• **TASK DESCRIPTION**
Reproduce every line of the entries below verbatim, with nothing changed, added, or left out.

# # # # #

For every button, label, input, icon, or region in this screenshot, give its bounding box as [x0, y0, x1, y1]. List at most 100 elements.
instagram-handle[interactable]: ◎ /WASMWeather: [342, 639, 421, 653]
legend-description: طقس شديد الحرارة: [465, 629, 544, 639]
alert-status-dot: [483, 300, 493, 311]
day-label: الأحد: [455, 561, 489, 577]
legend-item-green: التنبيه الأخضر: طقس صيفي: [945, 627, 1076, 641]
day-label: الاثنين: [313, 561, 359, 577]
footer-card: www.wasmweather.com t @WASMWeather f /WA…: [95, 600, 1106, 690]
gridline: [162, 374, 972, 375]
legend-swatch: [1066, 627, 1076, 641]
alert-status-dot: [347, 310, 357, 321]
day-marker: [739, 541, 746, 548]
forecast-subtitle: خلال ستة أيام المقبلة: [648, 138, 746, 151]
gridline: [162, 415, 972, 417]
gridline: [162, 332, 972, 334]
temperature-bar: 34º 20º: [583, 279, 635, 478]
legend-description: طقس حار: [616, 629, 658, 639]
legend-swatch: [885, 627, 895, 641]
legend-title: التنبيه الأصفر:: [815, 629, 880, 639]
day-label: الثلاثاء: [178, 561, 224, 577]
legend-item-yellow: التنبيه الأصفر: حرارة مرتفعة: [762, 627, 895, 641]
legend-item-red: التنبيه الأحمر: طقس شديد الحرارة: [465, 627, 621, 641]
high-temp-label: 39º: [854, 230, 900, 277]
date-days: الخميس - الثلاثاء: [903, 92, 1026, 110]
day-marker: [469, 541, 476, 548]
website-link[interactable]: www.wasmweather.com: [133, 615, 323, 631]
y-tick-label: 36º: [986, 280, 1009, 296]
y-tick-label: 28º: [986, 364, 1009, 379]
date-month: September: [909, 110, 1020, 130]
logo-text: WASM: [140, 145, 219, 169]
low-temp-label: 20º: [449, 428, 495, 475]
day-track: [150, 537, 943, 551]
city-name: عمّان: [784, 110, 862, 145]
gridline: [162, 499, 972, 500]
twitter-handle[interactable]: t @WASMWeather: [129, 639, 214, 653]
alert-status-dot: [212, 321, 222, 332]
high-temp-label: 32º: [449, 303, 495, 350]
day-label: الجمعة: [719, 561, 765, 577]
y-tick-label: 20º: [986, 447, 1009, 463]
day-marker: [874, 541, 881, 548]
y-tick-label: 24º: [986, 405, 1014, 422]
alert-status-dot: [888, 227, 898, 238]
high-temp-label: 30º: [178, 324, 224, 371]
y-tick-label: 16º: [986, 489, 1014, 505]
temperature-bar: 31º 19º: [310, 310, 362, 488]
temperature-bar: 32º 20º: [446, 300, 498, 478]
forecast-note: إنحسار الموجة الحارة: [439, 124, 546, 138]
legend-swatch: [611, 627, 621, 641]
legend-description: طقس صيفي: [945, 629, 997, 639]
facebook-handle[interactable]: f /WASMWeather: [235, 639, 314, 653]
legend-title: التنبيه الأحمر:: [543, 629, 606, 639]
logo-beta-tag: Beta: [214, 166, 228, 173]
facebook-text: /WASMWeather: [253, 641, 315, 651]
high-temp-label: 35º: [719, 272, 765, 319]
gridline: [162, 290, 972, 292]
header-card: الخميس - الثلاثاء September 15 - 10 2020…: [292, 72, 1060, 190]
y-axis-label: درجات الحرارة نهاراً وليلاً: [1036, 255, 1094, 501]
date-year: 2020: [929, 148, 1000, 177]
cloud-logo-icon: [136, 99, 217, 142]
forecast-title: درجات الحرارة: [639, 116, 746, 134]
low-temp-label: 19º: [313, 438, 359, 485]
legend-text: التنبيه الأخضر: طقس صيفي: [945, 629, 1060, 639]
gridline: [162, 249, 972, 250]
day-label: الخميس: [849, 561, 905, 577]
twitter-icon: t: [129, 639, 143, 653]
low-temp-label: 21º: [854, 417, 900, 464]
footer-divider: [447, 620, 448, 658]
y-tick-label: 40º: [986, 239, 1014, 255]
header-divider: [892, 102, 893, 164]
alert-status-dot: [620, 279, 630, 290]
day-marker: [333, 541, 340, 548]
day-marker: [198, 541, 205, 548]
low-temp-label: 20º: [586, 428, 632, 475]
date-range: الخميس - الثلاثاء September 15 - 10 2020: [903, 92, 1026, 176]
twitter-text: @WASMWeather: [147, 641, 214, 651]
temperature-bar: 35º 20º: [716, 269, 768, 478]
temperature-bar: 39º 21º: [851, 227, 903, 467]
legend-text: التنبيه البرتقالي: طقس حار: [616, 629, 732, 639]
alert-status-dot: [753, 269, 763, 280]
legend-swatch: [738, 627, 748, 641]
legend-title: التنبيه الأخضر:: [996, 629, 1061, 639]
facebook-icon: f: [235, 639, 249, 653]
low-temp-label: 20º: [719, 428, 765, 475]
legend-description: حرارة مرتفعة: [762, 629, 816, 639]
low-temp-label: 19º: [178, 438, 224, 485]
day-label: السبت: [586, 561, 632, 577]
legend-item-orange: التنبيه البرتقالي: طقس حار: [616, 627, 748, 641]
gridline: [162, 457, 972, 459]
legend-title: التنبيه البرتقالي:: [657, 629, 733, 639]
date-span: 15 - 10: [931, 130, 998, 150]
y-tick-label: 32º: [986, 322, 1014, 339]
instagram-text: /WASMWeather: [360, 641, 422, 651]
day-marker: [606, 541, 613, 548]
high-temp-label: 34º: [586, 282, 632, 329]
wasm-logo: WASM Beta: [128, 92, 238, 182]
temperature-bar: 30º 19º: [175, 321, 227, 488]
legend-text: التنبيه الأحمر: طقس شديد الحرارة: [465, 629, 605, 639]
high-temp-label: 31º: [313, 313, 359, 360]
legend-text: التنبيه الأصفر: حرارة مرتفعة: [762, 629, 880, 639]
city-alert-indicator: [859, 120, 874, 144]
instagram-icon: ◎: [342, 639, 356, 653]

# # # # #

• **CORRECT OUTPUT**
For every button, label, input, icon, or region in this screenshot, give its bounding box as [x0, y0, x1, y1]. List at most 100 elements.
instagram-handle[interactable]: ◎ /WASMWeather: [342, 639, 421, 653]
legend-description: طقس شديد الحرارة: [465, 629, 544, 639]
alert-status-dot: [483, 300, 493, 311]
day-label: الأحد: [455, 561, 489, 577]
legend-item-green: التنبيه الأخضر: طقس صيفي: [945, 627, 1076, 641]
day-label: الاثنين: [313, 561, 359, 577]
footer-card: www.wasmweather.com t @WASMWeather f /WA…: [95, 600, 1106, 690]
gridline: [162, 374, 972, 375]
legend-swatch: [1066, 627, 1076, 641]
alert-status-dot: [347, 310, 357, 321]
day-marker: [739, 541, 746, 548]
forecast-subtitle: خلال ستة أيام المقبلة: [648, 138, 746, 151]
gridline: [162, 415, 972, 417]
gridline: [162, 332, 972, 334]
temperature-bar: 34º 20º: [583, 279, 635, 478]
legend-description: طقس حار: [616, 629, 658, 639]
legend-swatch: [885, 627, 895, 641]
legend-title: التنبيه الأصفر:: [815, 629, 880, 639]
day-label: الثلاثاء: [178, 561, 224, 577]
legend-item-yellow: التنبيه الأصفر: حرارة مرتفعة: [762, 627, 895, 641]
legend-item-red: التنبيه الأحمر: طقس شديد الحرارة: [465, 627, 621, 641]
high-temp-label: 39º: [854, 230, 900, 277]
date-days: الخميس - الثلاثاء: [903, 92, 1026, 110]
day-marker: [469, 541, 476, 548]
website-link[interactable]: www.wasmweather.com: [133, 615, 323, 631]
y-tick-label: 36º: [986, 280, 1009, 296]
y-tick-label: 28º: [986, 364, 1009, 379]
date-month: September: [909, 110, 1020, 130]
logo-text: WASM: [140, 145, 219, 169]
low-temp-label: 20º: [449, 428, 495, 475]
day-track: [150, 537, 943, 551]
city-name: عمّان: [784, 110, 862, 145]
gridline: [162, 499, 972, 500]
twitter-handle[interactable]: t @WASMWeather: [129, 639, 214, 653]
alert-status-dot: [212, 321, 222, 332]
high-temp-label: 32º: [449, 303, 495, 350]
day-label: الجمعة: [719, 561, 765, 577]
y-tick-label: 20º: [986, 447, 1009, 463]
day-marker: [874, 541, 881, 548]
y-tick-label: 24º: [986, 405, 1014, 422]
alert-status-dot: [888, 227, 898, 238]
high-temp-label: 30º: [178, 324, 224, 371]
y-tick-label: 16º: [986, 489, 1014, 505]
temperature-bar: 31º 19º: [310, 310, 362, 488]
temperature-bar: 32º 20º: [446, 300, 498, 478]
forecast-note: إنحسار الموجة الحارة: [439, 124, 546, 138]
legend-swatch: [611, 627, 621, 641]
legend-description: طقس صيفي: [945, 629, 997, 639]
facebook-handle[interactable]: f /WASMWeather: [235, 639, 314, 653]
legend-title: التنبيه الأحمر:: [543, 629, 606, 639]
logo-beta-tag: Beta: [214, 166, 228, 173]
facebook-text: /WASMWeather: [253, 641, 315, 651]
high-temp-label: 35º: [719, 272, 765, 319]
gridline: [162, 290, 972, 292]
header-card: الخميس - الثلاثاء September 15 - 10 2020…: [292, 72, 1060, 190]
y-axis-label: درجات الحرارة نهاراً وليلاً: [1036, 255, 1094, 501]
date-year: 2020: [929, 148, 1000, 177]
cloud-logo-icon: [136, 99, 217, 142]
forecast-title: درجات الحرارة: [639, 116, 746, 134]
low-temp-label: 19º: [313, 438, 359, 485]
legend-text: التنبيه الأخضر: طقس صيفي: [945, 629, 1060, 639]
gridline: [162, 249, 972, 250]
day-label: الخميس: [849, 561, 905, 577]
twitter-icon: t: [129, 639, 143, 653]
low-temp-label: 21º: [854, 417, 900, 464]
footer-divider: [447, 620, 448, 658]
y-tick-label: 40º: [986, 239, 1014, 255]
header-divider: [892, 102, 893, 164]
alert-status-dot: [620, 279, 630, 290]
day-marker: [333, 541, 340, 548]
day-marker: [198, 541, 205, 548]
low-temp-label: 20º: [586, 428, 632, 475]
date-range: الخميس - الثلاثاء September 15 - 10 2020: [903, 92, 1026, 176]
twitter-text: @WASMWeather: [147, 641, 214, 651]
temperature-bar: 35º 20º: [716, 269, 768, 478]
temperature-bar: 39º 21º: [851, 227, 903, 467]
legend-text: التنبيه البرتقالي: طقس حار: [616, 629, 732, 639]
alert-status-dot: [753, 269, 763, 280]
legend-swatch: [738, 627, 748, 641]
legend-title: التنبيه الأخضر:: [996, 629, 1061, 639]
facebook-icon: f: [235, 639, 249, 653]
low-temp-label: 20º: [719, 428, 765, 475]
legend-description: حرارة مرتفعة: [762, 629, 816, 639]
low-temp-label: 19º: [178, 438, 224, 485]
day-label: السبت: [586, 561, 632, 577]
legend-item-orange: التنبيه البرتقالي: طقس حار: [616, 627, 748, 641]
gridline: [162, 457, 972, 459]
legend-title: التنبيه البرتقالي:: [657, 629, 733, 639]
date-span: 15 - 10: [931, 130, 998, 150]
y-tick-label: 32º: [986, 322, 1014, 339]
instagram-text: /WASMWeather: [360, 641, 422, 651]
day-marker: [606, 541, 613, 548]
high-temp-label: 34º: [586, 282, 632, 329]
wasm-logo: WASM Beta: [128, 92, 238, 182]
temperature-bar: 30º 19º: [175, 321, 227, 488]
legend-text: التنبيه الأحمر: طقس شديد الحرارة: [465, 629, 605, 639]
high-temp-label: 31º: [313, 313, 359, 360]
legend-text: التنبيه الأصفر: حرارة مرتفعة: [762, 629, 880, 639]
city-alert-indicator: [859, 120, 874, 144]
instagram-icon: ◎: [342, 639, 356, 653]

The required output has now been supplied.